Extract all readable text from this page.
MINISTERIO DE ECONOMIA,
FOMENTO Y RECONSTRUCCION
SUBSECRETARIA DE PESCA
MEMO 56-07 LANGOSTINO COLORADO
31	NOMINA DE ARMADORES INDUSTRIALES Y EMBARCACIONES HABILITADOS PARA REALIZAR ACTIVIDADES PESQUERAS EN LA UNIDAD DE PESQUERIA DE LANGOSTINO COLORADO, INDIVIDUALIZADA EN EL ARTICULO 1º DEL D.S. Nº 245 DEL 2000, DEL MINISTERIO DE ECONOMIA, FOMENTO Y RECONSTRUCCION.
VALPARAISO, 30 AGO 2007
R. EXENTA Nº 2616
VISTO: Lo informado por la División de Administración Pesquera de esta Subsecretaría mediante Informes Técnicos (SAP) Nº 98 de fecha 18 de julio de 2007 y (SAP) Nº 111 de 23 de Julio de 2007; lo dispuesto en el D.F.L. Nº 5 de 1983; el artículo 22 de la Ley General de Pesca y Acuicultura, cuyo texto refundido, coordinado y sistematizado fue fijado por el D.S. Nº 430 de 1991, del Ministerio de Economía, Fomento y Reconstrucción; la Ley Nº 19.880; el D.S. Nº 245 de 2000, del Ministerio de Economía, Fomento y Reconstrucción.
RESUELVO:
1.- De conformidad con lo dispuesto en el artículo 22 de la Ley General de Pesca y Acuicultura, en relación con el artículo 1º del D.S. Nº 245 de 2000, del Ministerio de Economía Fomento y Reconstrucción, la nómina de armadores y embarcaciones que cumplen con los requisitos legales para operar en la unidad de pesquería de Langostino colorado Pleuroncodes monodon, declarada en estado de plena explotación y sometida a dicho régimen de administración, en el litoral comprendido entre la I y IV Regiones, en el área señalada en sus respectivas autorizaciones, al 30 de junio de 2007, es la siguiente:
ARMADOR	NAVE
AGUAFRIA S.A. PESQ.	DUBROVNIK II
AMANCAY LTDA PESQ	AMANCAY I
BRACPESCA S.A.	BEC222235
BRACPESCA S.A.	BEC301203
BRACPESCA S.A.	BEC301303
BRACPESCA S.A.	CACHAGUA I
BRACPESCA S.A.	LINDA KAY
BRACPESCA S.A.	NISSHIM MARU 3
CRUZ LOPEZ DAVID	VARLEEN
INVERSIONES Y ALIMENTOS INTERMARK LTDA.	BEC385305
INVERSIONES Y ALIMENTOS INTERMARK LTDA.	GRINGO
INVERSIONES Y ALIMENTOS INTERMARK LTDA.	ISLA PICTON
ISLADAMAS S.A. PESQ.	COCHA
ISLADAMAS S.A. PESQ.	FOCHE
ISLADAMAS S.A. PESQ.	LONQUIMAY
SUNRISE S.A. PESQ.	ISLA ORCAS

_ _ _ _ _ _ _

● Aim of the exercise: Write out all the records above again, exactly as they stand.

● Response for this exercise:
Extract all readable text from this page.
MINISTERIO DE ECONOMIA,
FOMENTO Y RECONSTRUCCION
SUBSECRETARIA DE PESCA
MEMO 56-07 LANGOSTINO COLORADO
31	NOMINA DE ARMADORES INDUSTRIALES Y EMBARCACIONES HABILITADOS PARA REALIZAR ACTIVIDADES PESQUERAS EN LA UNIDAD DE PESQUERIA DE LANGOSTINO COLORADO, INDIVIDUALIZADA EN EL ARTICULO 1º DEL D.S. Nº 245 DEL 2000, DEL MINISTERIO DE ECONOMIA, FOMENTO Y RECONSTRUCCION.
VALPARAISO, 30 AGO 2007
R. EXENTA Nº 2616
VISTO: Lo informado por la División de Administración Pesquera de esta Subsecretaría mediante Informes Técnicos (SAP) Nº 98 de fecha 18 de julio de 2007 y (SAP) Nº 111 de 23 de Julio de 2007; lo dispuesto en el D.F.L. Nº 5 de 1983; el artículo 22 de la Ley General de Pesca y Acuicultura, cuyo texto refundido, coordinado y sistematizado fue fijado por el D.S. Nº 430 de 1991, del Ministerio de Economía, Fomento y Reconstrucción; la Ley Nº 19.880; el D.S. Nº 245 de 2000, del Ministerio de Economía, Fomento y Reconstrucción.
RESUELVO:
1.- De conformidad con lo dispuesto en el artículo 22 de la Ley General de Pesca y Acuicultura, en relación con el artículo 1º del D.S. Nº 245 de 2000, del Ministerio de Economía Fomento y Reconstrucción, la nómina de armadores y embarcaciones que cumplen con los requisitos legales para operar en la unidad de pesquería de Langostino colorado Pleuroncodes monodon, declarada en estado de plena explotación y sometida a dicho régimen de administración, en el litoral comprendido entre la I y IV Regiones, en el área señalada en sus respectivas autorizaciones, al 30 de junio de 2007, es la siguiente:
ARMADOR	NAVE
AGUAFRIA S.A. PESQ.	DUBROVNIK II
AMANCAY LTDA PESQ	AMANCAY I
BRACPESCA S.A.	BEC222235
BRACPESCA S.A.	BEC301203
BRACPESCA S.A.	BEC301303
BRACPESCA S.A.	CACHAGUA I
BRACPESCA S.A.	LINDA KAY
BRACPESCA S.A.	NISSHIM MARU 3
CRUZ LOPEZ DAVID	VARLEEN
INVERSIONES Y ALIMENTOS INTERMARK LTDA.	BEC385305
INVERSIONES Y ALIMENTOS INTERMARK LTDA.	GRINGO
INVERSIONES Y ALIMENTOS INTERMARK LTDA.	ISLA PICTON
ISLADAMAS S.A. PESQ.	COCHA
ISLADAMAS S.A. PESQ.	FOCHE
ISLADAMAS S.A. PESQ.	LONQUIMAY
SUNRISE S.A. PESQ.	ISLA ORCAS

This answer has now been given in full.